Collected data
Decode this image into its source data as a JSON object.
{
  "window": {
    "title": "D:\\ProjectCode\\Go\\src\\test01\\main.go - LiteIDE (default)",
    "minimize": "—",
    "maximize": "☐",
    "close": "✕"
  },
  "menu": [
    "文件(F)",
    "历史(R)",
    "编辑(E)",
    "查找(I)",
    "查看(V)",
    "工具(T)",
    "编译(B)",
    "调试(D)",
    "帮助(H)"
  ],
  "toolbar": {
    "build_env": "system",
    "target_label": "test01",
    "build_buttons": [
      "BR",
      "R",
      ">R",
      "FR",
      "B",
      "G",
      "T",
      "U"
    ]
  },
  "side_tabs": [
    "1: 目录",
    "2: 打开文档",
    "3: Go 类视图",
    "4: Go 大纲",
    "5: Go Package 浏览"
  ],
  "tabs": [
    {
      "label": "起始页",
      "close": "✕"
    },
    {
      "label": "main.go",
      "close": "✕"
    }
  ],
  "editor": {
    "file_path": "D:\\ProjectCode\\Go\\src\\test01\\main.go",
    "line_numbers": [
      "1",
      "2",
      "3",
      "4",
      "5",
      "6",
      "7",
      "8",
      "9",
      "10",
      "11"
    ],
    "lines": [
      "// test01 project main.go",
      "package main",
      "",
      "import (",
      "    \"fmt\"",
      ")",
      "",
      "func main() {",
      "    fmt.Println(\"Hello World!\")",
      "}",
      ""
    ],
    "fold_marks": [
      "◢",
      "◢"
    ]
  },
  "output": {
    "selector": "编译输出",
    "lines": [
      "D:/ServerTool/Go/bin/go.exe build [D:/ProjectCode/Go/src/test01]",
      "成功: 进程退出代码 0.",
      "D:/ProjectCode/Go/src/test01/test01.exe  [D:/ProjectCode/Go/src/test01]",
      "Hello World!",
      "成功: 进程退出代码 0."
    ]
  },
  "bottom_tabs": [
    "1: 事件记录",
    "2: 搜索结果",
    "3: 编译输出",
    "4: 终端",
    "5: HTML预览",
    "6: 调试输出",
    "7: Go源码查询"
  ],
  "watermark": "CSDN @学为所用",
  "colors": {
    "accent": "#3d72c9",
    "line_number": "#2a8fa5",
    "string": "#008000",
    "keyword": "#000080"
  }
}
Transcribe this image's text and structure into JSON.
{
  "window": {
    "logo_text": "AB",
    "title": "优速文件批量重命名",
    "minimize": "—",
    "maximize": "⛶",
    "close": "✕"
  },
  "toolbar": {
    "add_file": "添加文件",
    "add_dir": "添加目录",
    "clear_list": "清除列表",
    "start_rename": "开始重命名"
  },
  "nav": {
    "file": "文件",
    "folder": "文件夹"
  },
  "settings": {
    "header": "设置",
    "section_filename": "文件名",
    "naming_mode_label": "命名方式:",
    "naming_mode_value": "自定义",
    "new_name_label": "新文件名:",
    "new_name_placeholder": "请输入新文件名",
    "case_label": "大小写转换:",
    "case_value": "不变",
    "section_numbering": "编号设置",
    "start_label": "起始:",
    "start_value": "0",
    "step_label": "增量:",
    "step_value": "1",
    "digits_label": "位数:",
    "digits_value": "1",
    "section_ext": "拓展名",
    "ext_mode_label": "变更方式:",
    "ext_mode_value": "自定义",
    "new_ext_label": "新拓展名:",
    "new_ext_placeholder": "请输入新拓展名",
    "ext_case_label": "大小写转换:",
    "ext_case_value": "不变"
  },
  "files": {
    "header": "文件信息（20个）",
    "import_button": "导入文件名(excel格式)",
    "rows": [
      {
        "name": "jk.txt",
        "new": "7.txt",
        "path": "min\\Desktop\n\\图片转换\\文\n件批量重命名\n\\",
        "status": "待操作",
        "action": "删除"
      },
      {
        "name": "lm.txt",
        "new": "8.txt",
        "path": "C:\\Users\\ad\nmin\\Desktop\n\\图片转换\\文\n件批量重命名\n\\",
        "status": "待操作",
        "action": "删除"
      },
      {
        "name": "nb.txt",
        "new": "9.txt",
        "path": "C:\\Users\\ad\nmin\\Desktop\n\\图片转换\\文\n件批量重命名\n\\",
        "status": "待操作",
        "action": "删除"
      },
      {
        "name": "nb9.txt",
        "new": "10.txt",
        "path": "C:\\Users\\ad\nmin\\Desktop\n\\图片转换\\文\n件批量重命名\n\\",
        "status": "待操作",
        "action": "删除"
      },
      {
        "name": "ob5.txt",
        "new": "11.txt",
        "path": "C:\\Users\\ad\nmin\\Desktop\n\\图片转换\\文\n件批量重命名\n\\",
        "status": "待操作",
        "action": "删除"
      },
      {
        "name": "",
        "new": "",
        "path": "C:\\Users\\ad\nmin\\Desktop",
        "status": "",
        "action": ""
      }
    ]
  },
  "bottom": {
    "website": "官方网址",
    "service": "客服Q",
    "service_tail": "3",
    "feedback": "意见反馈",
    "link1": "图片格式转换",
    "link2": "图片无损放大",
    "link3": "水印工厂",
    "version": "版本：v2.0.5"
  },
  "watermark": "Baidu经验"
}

**Task to carry out**
Give the number of lines in the material above that have the word "main" in them, and nothing more.

**Response**
6